◆ CONSIGNE:
D'après le passage, pourquoi l'Utli n'est-il pas gravi, et vers quelle destination le voyage se poursuit-il à la place ?

◆ PASSAGE:
Ces lacs offrent aux voyageurs épris des beautés de la nature ou fatigués du séjour de nos villes usinières des sites enchanteurs. Sur le lac de Garde, c'est Riva au fond du lac, au pied des pics alpins, ou Desen­zano vers la plaine, ou encore Sermione sur la presqu'île en face du mont Baldo. Sur le lac de Come, c'est Bellagio. Sur le lac Majeur, c'est Baveno, Pallanza ou Laveno.

La Providence a voulu, par ces sites privilégiés, raviver nos regrets: de l'Eden et exciter notre désir du ciel.

Je passai de nuit le Saint-Gothard qui est pour moi une vieille connaissance. Je ne l'ai pas oublié depuis trente ans que je le passai à pied et sac au dos en vrai touriste.

J'allai célébrer la messe à l'église catholique de Zurich. Cette église est simple mais pieuse, et j'y retrouve toute la foi, la dignité et le respect des pays du Rhin et de la Hollande. Les catholiques gagnent du terrain à Zurich. Ils font construire une grande église ogivale du côté de la gare. Je visitai l'ancienne cathédrale, grande église romane du XIe siècle. C'est là que Zwingle commença à prêcher la réforme, et Zurich est restée un des centres du protestantisme. La vieille cathédrale a encore sa crypte et sa chapelle des martyrs, mais il n'y a plus ni autels ni reliques: c'est une salle confortable où le pasteur donne ses conférences religieuses et fait chanter les psaumes en langue vulgaire.

Le souvenir de la grande bataille de Zurich gagnée par Masséna sur les Russes en 1799. m'émeut médiocrement.

Je n'ai pas le temps de gravir l'Utli pour jouir de la vue d'ensemble du lac. Je pars pour Lauffen pour voir la chute du Rhin que je désire visiter depuis trente ans.

◆ DONNÉES FOURNIES:
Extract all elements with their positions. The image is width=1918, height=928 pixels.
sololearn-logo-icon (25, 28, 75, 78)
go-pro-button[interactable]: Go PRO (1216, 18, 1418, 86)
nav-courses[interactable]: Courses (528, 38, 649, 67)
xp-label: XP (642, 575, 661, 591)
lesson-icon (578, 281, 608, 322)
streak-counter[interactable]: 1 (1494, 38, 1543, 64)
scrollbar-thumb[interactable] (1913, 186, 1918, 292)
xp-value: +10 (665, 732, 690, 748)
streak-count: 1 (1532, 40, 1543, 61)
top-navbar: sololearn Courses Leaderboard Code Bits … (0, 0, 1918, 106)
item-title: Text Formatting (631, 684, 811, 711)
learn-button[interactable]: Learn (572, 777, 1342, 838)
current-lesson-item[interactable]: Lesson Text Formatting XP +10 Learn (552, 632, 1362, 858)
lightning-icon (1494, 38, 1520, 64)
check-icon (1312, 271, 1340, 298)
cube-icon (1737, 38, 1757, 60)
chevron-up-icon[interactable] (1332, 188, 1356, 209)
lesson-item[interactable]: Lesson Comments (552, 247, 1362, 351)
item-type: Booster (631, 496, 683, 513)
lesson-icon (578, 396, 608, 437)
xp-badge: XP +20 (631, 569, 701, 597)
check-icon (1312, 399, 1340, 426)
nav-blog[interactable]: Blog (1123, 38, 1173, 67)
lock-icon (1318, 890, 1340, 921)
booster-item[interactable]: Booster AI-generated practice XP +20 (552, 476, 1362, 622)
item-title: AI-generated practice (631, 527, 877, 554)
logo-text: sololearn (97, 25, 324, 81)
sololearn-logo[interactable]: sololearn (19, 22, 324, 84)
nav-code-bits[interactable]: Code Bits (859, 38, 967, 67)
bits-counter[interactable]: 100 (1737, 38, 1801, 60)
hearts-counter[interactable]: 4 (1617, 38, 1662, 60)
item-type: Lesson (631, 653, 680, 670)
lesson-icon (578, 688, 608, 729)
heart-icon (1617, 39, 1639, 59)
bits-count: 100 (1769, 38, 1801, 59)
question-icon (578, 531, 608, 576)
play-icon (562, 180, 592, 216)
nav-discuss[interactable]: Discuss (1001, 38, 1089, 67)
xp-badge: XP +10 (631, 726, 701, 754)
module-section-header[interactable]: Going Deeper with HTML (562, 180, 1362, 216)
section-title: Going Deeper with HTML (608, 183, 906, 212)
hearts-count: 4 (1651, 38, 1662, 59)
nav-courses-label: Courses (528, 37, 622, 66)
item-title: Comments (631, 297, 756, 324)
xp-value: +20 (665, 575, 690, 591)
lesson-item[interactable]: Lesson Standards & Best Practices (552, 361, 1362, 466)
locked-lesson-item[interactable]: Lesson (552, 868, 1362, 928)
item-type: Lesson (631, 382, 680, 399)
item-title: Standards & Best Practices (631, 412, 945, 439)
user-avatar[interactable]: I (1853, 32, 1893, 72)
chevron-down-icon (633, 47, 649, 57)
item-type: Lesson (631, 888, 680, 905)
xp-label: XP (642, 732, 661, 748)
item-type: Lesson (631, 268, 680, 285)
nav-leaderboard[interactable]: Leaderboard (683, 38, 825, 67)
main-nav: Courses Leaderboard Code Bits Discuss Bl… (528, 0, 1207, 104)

◆ RÉSULTAT OBTENU:
L'Utli n'est pas gravi faute de temps, alors que son ascension aurait permis de jouir de la vue d'ensemble du lac. Le voyage continue vers Lauffen, pour voir la chute du Rhin, une visite désirée depuis trente ans.